Write out all the entries word for word and omit any pictures.

Stored items from a collection
··········

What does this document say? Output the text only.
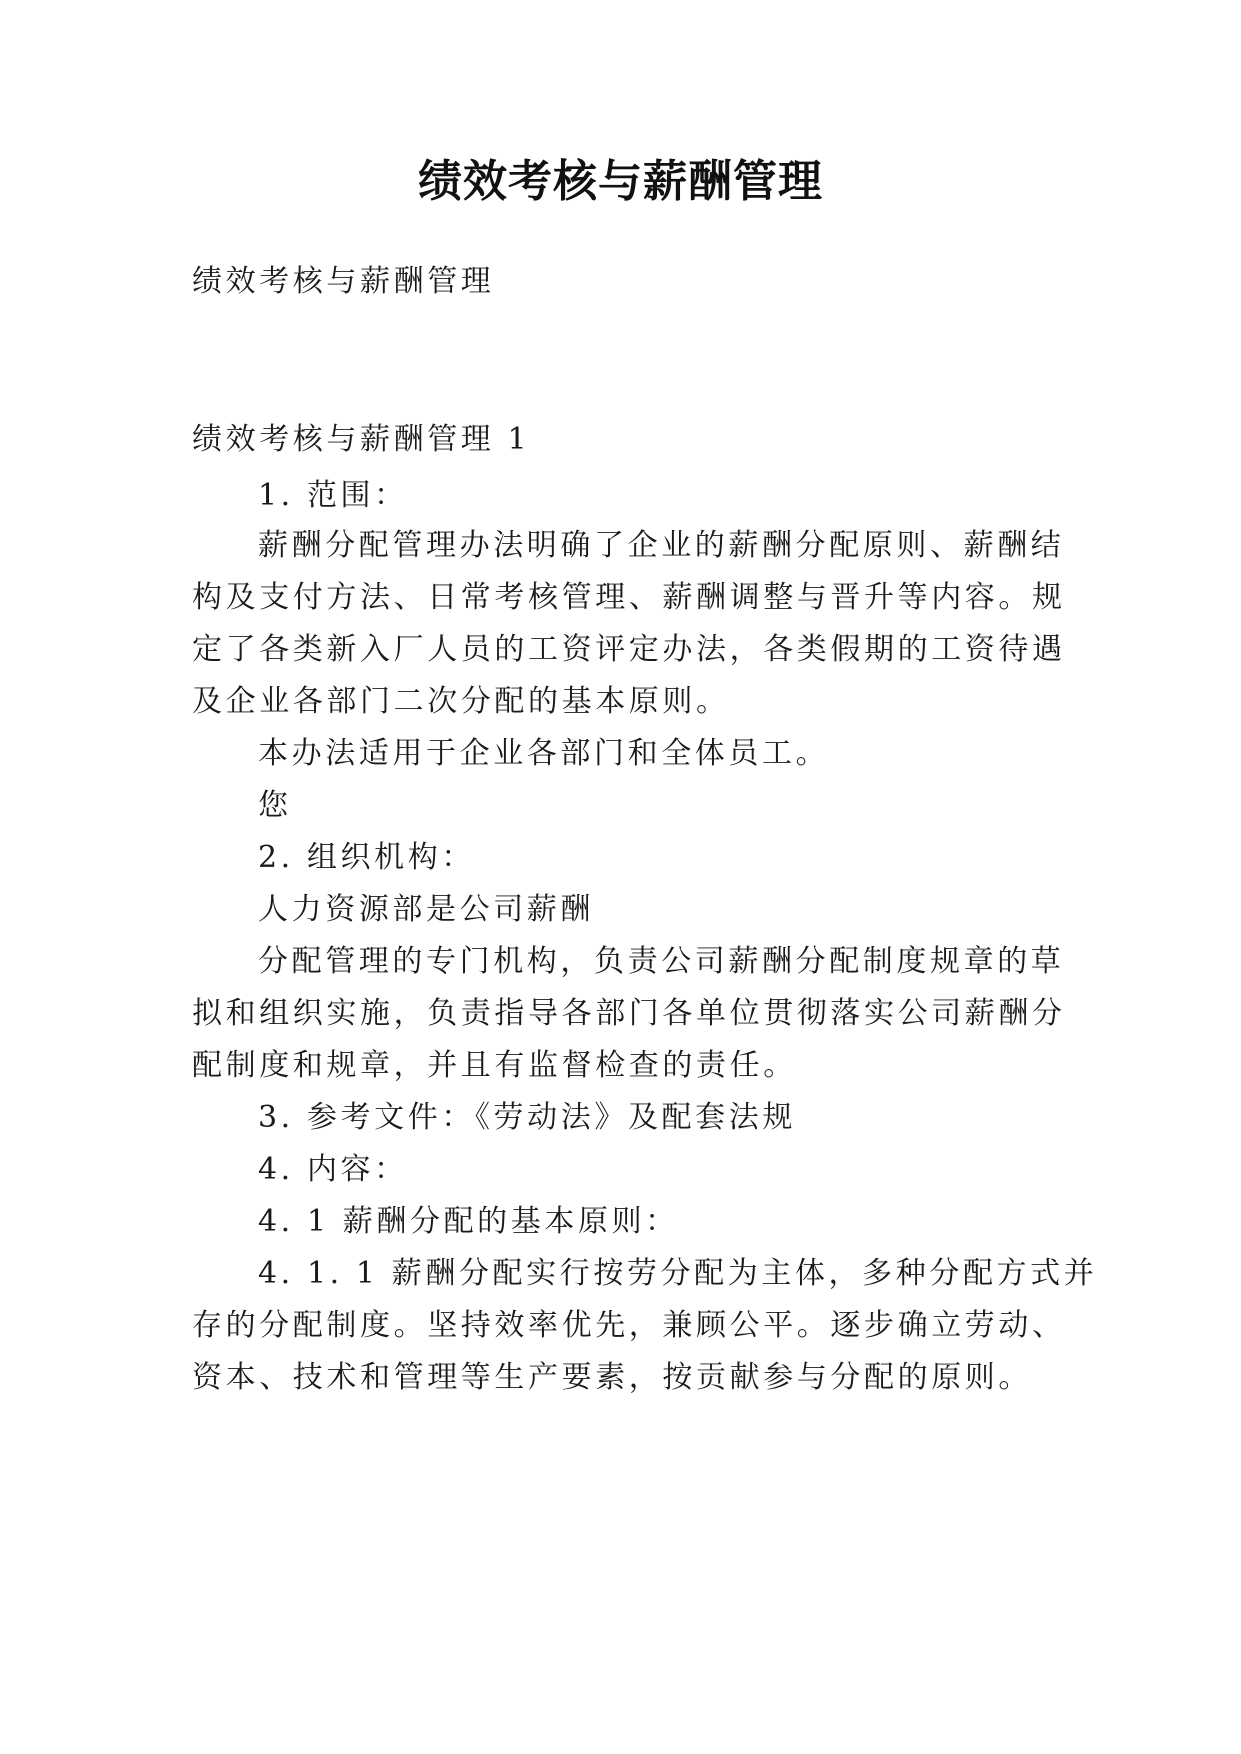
绩效考核与薪酬管理
绩效考核与薪酬管理
绩效考核与薪酬管理 1
1. 范围：
薪酬分配管理办法明确了企业的薪酬分配原则、薪酬结
构及支付方法、日常考核管理、薪酬调整与晋升等内容。规
定了各类新入厂人员的工资评定办法，各类假期的工资待遇
及企业各部门二次分配的基本原则。
本办法适用于企业各部门和全体员工。
您
2. 组织机构：
人力资源部是公司薪酬
分配管理的专门机构，负责公司薪酬分配制度规章的草
拟和组织实施，负责指导各部门各单位贯彻落实公司薪酬分
配制度和规章，并且有监督检查的责任。
3. 参考文件：《劳动法》及配套法规
4. 内容：
4. 1 薪酬分配的基本原则：
4. 1. 1 薪酬分配实行按劳分配为主体，多种分配方式并
存的分配制度。坚持效率优先，兼顾公平。逐步确立劳动、
资本、技术和管理等生产要素，按贡献参与分配的原则。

··········

» COMPLETED EXERCISE
What does this document say? Output the text only.
绩效考核与薪酬管理
绩效考核与薪酬管理
绩效考核与薪酬管理 1
1. 范围：
薪酬分配管理办法明确了企业的薪酬分配原则、薪酬结
构及支付方法、日常考核管理、薪酬调整与晋升等内容。规
定了各类新入厂人员的工资评定办法，各类假期的工资待遇
及企业各部门二次分配的基本原则。
本办法适用于企业各部门和全体员工。
您
2. 组织机构：
人力资源部是公司薪酬
分配管理的专门机构，负责公司薪酬分配制度规章的草
拟和组织实施，负责指导各部门各单位贯彻落实公司薪酬分
配制度和规章，并且有监督检查的责任。
3. 参考文件：《劳动法》及配套法规
4. 内容：
4. 1 薪酬分配的基本原则：
4. 1. 1 薪酬分配实行按劳分配为主体，多种分配方式并
存的分配制度。坚持效率优先，兼顾公平。逐步确立劳动、
资本、技术和管理等生产要素，按贡献参与分配的原则。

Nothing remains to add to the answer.